> [AIM]:
Begin at the line containing "Type out the text in this image." and copy exactly through the last line of the listing, skipping every picture.

:: THE RECORDS

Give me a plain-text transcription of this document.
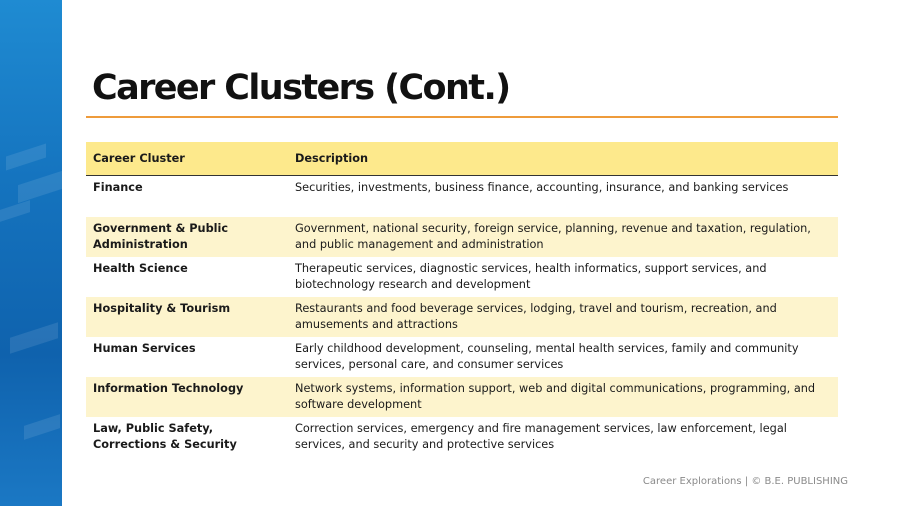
Career Clusters (Cont.)
Career Cluster	Description
Finance	Securities, investments, business finance, accounting, insurance, and banking services
Government & Public Administration	Government, national security, foreign service, planning, revenue and taxation, regulation, and public management and administration
Health Science	Therapeutic services, diagnostic services, health informatics, support services, and biotechnology research and development
Hospitality & Tourism	Restaurants and food beverage services, lodging, travel and tourism, recreation, and amusements and attractions
Human Services	Early childhood development, counseling, mental health services, family and community services, personal care, and consumer services
Information Technology	Network systems, information support, web and digital communications, programming, and software development
Law, Public Safety, Corrections & Security	Correction services, emergency and fire management services, law enforcement, legal services, and security and protective services
Career Explorations | © B.E. PUBLISHING
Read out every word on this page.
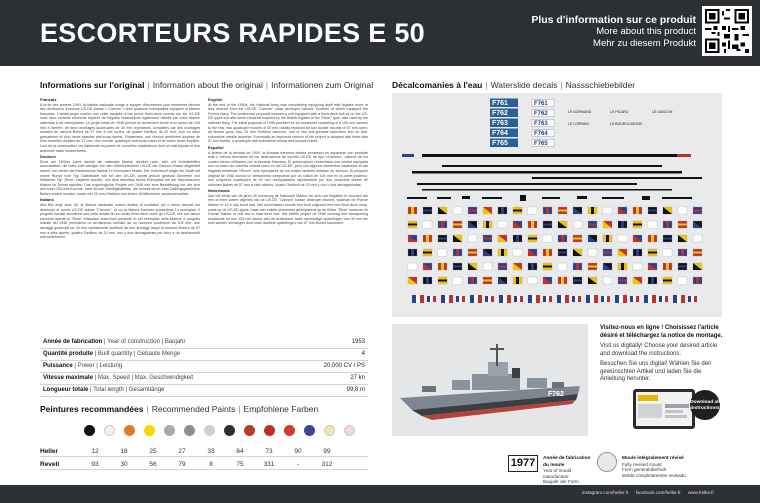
ESCORTEURS RAPIDES E 50	Plus d'information sur ce produit
More about this product
Mehr zu diesem Produkt
Informations sur l'original | Information about the original | Informationen zum Original
Français

A la fin des années 1940, la Marine nationale songe à équiper d'escorteurs plus modernes dérivés des destroyers d'escorte US-DE classe « Cannon » dont quatorze exemplaires équipent la Marine française. L'avant-projet montre une unité équipée d'une proue flush-deck comme sur les US-DE mais avec certains éléments inspirés de frégates britanniques également utilisés par notre Marine nationale à six exemplaires. Le projet initial de 1948 prévoit un armement formé d'un canon de 105 mm à l'arrière, de deux montages quadruples de 40 mm repérables, complétés par des montages doubles de canons Bofors de 57 mm à ciel ouvert, de quatre Oerlikon de 20 mm, d'un ou deux grenadeurs et d'un lance-missiles anti-sous-marins. Finalement, une version améliorée dispose de trois tourelles doubles de 57 mm, d'un mortier quadruple anti-sous-marin et de tubes lance-torpilles. Lors de la construction, les bâtiments reçoivent de nouvelles installations dont un mât tripode et des antennes radar modernisées.

Deutsch

Ende der 1940er Jahre dachte die nationale Marine darüber nach, sich mit Geleitschiffen auszustatten, die mehr oder weniger von den Geleitzerstörern US-DE der Cannon-Klasse abgeleitet waren, von denen die französische Marine 14 Exemplare besaß. Der Vorentwurf zeigte ein Schiff mit einem Rumpf vom Typ Glattdecker wie bei den US-DE, wobei jedoch gewisse Elemente von britischen Typ „River“ inspiriert wurden, von dem ebenfalls sechs Exemplare bei der französischen Marine im Dienst standen. Das ursprüngliche Projekt von 1948 sah eine Bewaffnung vor, die sich aus einer 105-mm-Kanone, zwei 40-mm-Vierlingslafetten, die schnell durch zwei Zwillingsgeschütze Bofors ersetzt wurden, sowie vier 20-mm-Oerlikon und einem Schiffsmörser zusammensetzte.

Italiano

Alla fine degli anni '40, la Marina nazionale voleva dotarsi di scortatori più o meno derivati dai destroyer di scorta US-DE classe "Cannon", di cui la Marina francese possedeva 14 esemplari. Il progetto iniziale includeva una unità dotata di uno scafo flush-deck come gli US-DE, ma con alcuni elementi ispirati al "River" britannico anch'esso presente in sei esemplari nella Marina. Il progetto iniziale del 1948 prevedeva un armamento formato da un cannone posteriore da 105 mm, due armaggi quadrupli da 40 mm rapidamente sostituiti da due armaggi doppi di cannoni Bofors da 57 mm a cielo aperto, quattro Oerlikon da 20 mm, uno o due lanciagranate per siluri e un lanciamissili anti-sottomarini.

English

At the end of the 1940s, the National Navy was considering equipping itself with frigates more or less derived from the US-DE "Cannon" class destroyer escorts, fourteen of which equipped the French Navy. The preliminary proposal showed a unit equipped with a flush-deck hull as on the US-DE types but with some elements inspired by the British frigates of the "River" type, also used by the national Navy. The initial proposal of 1948 provided for an armament consisting of a 105-mm cannon to the rear, two quadruple mounts of 40 mm rapidly replaced by two double mounts of 57 mm open-air Bofors guns, four 20 mm Oerlikon cannons, one or two anti-grenade launchers and an anti-submarine missile launcher. Eventually an improved version of the project is adopted with three twin 57 mm turrets, a quadruple anti-submarine mortar and torpedo tubes.

Español

A finales de la década de 1940, la Armada francesa estaba pensando en equiparse con escoltas más o menos derivados de los destructores de escolta US-DE de tipo «Cannon», catorce de los cuales fueron utilizados por la Armada francesa. El anteproyecto presentaba una unidad equipada con un casco de cubierta corrida como en los US-DE, pero con algunos elementos inspirados en las fragatas británicas «River», seis ejemplares de los cuales también estaban en servicio. El proyecto original de 1948 incluía un armamento compuesto por un cañón de 105 mm en la parte posterior, dos conjuntos cuádruples de 40 mm reemplazados rápidamente por dos conjuntos dobles de cañones Bofors de 57 mm a cielo abierto, cuatro Oerlikon de 20 mm y uno o dos lanzagranadas.

Nederlands

Aan het einde van de jaren 40 overwoog de Nationale Marine om zich van fregatten te voorzien die min of meer waren afgeleid van de US-DE "Cannon" klasse destroyer-escorts, waarvan de Franse Marine er 14 in zijn bezit had. Het voorontwerp toonde een boot uitgerust met een flush-deck romp, zoals op de US-DE-types, maar met enkele elementen geïnspireerd op de Britse "River" waarvan de Franse Marine er ook zes in haar bezit had. Het initiële project uit 1948 voorzag een bewapening bestaande uit een 105 mm kanon aan de achterkant, twee viervoudige opstellingen van 40 mm die snel werden vervangen door twee dubbele opstellingen van 57 mm Bofors kanonnen.

Année de fabrication | Year of construction | Baujahr	1953
Quantité produite | Built quantity | Gebaute Menge	4
Puissance | Power | Leistung	20.000 CV / PS
Vitesse maximale | Max. Speed | Max. Geschwindigkeit	27 kn
Longueur totale | Total length | Gesamtlänge	99,8 m
Peintures recommandées | Recommended Paints | Empfohlene Farben
Heller	12	18	25	27	33	64	73	90	99
Revell	93	30	56	79	8	75	331	-	312
Décalcomanies à l'eau | Waterslide decals | Nassschiebebilder
F761
F762
F763
F764
F765
F761
F762
F763
F764
F765
LE NORMAND	LE PICARD	LE GASCON
LE LORRAIN	LE BOURGUIGNON
F762

Visitez-nous en ligne ! Choisissez l'article désiré et téléchargez la notice de montage.

Visit us digitally! Choose your desired article and download the instructions.

Besuchen Sie uns digital! Wählen Sie den gewünschten Artikel und laden Sie die Anleitung herunter.

Download all
instructions!
1977	Année de fabrication du moule
Year of mould manufacture
Baujahr der Form
Moule intégralement révisé
Fully revised mould
Form generalüberholt
Molde completamente revisado
instagram.com/heller.fr facebook.com/heller.fr www.heller.fr
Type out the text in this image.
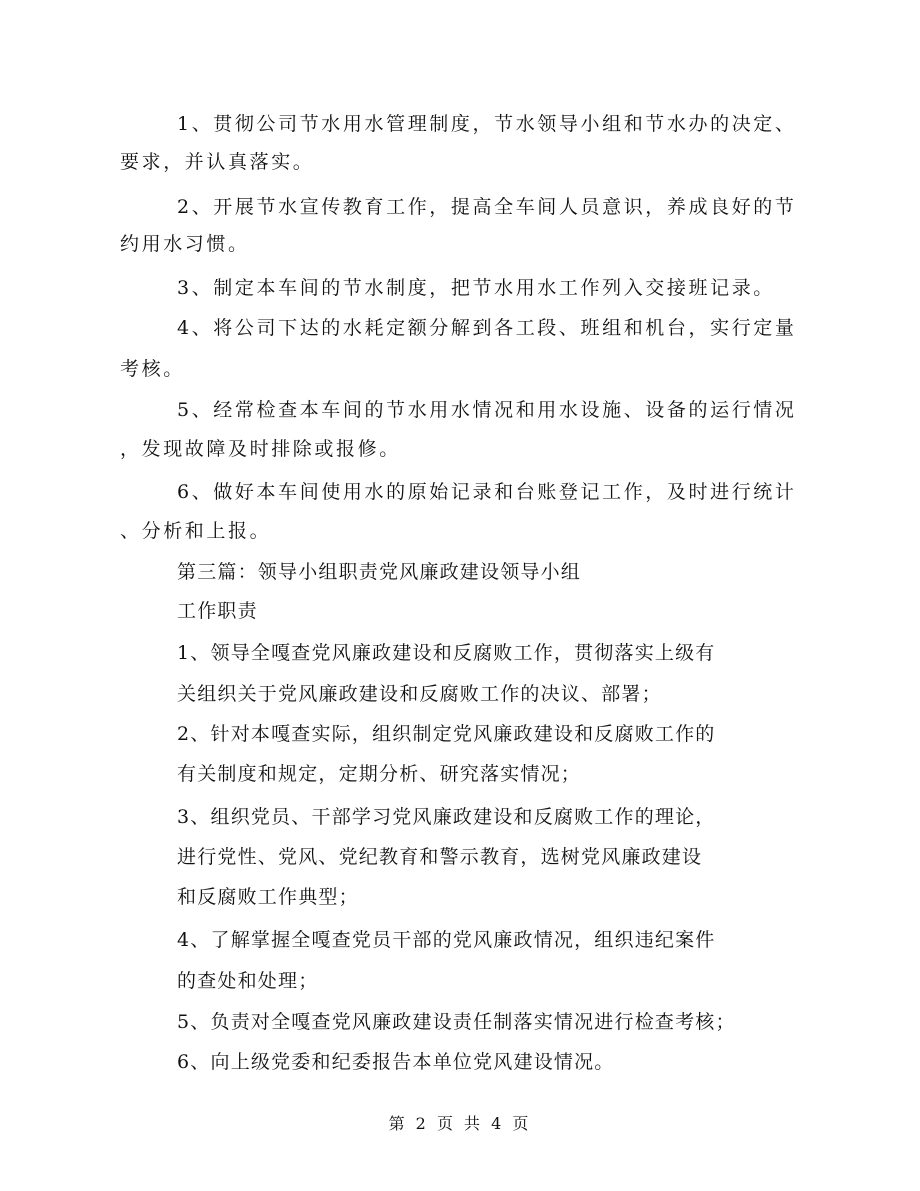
1、贯彻公司节水用水管理制度，节水领导小组和节水办的决定、
要求，并认真落实。
2、开展节水宣传教育工作，提高全车间人员意识，养成良好的节
约用水习惯。
3、制定本车间的节水制度，把节水用水工作列入交接班记录。
4、将公司下达的水耗定额分解到各工段、班组和机台，实行定量
考核。
5、经常检查本车间的节水用水情况和用水设施、设备的运行情况
，发现故障及时排除或报修。
6、做好本车间使用水的原始记录和台账登记工作，及时进行统计
、分析和上报。
第三篇：领导小组职责党风廉政建设领导小组
工作职责
1、领导全嘎查党风廉政建设和反腐败工作，贯彻落实上级有
关组织关于党风廉政建设和反腐败工作的决议、部署；
2、针对本嘎查实际，组织制定党风廉政建设和反腐败工作的
有关制度和规定，定期分析、研究落实情况；
3、组织党员、干部学习党风廉政建设和反腐败工作的理论，
进行党性、党风、党纪教育和警示教育，选树党风廉政建设
和反腐败工作典型；
4、了解掌握全嘎查党员干部的党风廉政情况，组织违纪案件
的查处和处理；
5、负责对全嘎查党风廉政建设责任制落实情况进行检查考核；
6、向上级党委和纪委报告本单位党风建设情况。
第 2 页 共 4 页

::::

> [RESPONSE]:
Type out the text in this image.
1、贯彻公司节水用水管理制度，节水领导小组和节水办的决定、
要求，并认真落实。
2、开展节水宣传教育工作，提高全车间人员意识，养成良好的节
约用水习惯。
3、制定本车间的节水制度，把节水用水工作列入交接班记录。
4、将公司下达的水耗定额分解到各工段、班组和机台，实行定量
考核。
5、经常检查本车间的节水用水情况和用水设施、设备的运行情况
，发现故障及时排除或报修。
6、做好本车间使用水的原始记录和台账登记工作，及时进行统计
、分析和上报。
第三篇：领导小组职责党风廉政建设领导小组
工作职责
1、领导全嘎查党风廉政建设和反腐败工作，贯彻落实上级有
关组织关于党风廉政建设和反腐败工作的决议、部署；
2、针对本嘎查实际，组织制定党风廉政建设和反腐败工作的
有关制度和规定，定期分析、研究落实情况；
3、组织党员、干部学习党风廉政建设和反腐败工作的理论，
进行党性、党风、党纪教育和警示教育，选树党风廉政建设
和反腐败工作典型；
4、了解掌握全嘎查党员干部的党风廉政情况，组织违纪案件
的查处和处理；
5、负责对全嘎查党风廉政建设责任制落实情况进行检查考核；
6、向上级党委和纪委报告本单位党风建设情况。
第 2 页 共 4 页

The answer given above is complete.